### What you should do
Some lines in the listing below may include the string "PCoA". How many are there? Give only the number.

(Part of a data file)
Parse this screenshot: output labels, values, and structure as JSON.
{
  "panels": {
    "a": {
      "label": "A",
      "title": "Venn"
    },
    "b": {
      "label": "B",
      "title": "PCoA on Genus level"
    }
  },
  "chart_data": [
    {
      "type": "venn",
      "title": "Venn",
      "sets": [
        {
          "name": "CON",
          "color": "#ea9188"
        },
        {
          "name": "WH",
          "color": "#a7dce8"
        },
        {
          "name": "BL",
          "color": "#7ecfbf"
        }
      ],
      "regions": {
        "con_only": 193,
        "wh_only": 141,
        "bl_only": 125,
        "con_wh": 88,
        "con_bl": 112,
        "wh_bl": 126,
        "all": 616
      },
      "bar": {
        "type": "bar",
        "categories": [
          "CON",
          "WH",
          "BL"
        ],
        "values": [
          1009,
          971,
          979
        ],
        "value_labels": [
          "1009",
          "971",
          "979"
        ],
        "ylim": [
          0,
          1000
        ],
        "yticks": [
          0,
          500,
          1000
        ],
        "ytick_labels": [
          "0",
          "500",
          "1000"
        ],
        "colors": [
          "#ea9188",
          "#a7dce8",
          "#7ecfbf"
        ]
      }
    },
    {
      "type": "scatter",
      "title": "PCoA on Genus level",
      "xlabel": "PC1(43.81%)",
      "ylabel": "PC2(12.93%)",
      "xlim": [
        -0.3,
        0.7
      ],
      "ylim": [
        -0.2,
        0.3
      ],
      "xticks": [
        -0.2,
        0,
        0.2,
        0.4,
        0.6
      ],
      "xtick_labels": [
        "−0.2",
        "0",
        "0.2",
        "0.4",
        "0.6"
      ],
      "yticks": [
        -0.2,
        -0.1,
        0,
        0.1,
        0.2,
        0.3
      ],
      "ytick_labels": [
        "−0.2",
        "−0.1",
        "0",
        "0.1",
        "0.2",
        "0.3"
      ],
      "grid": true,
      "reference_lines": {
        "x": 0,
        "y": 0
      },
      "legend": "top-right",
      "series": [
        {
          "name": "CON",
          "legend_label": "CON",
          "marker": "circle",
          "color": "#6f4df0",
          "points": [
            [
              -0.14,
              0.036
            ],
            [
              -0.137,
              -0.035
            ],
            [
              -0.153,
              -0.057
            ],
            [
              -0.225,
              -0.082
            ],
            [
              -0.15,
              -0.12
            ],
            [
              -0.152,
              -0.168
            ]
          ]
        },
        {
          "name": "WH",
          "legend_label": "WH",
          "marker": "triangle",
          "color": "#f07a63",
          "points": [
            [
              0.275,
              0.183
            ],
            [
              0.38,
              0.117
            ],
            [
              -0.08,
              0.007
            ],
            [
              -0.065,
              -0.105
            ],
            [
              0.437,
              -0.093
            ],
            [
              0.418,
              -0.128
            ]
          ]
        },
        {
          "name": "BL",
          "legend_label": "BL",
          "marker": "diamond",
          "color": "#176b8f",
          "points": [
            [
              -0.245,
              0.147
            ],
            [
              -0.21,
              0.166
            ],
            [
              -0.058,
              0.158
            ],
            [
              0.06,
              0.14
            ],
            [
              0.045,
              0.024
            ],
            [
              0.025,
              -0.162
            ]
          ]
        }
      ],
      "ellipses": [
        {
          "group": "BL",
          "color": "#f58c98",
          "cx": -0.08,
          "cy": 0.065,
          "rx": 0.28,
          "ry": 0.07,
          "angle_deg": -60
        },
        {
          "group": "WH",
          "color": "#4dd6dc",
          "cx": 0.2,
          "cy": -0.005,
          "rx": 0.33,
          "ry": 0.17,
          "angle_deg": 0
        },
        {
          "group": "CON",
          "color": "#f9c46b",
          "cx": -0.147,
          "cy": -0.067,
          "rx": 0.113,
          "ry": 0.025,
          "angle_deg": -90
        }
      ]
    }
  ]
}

### Written reply
2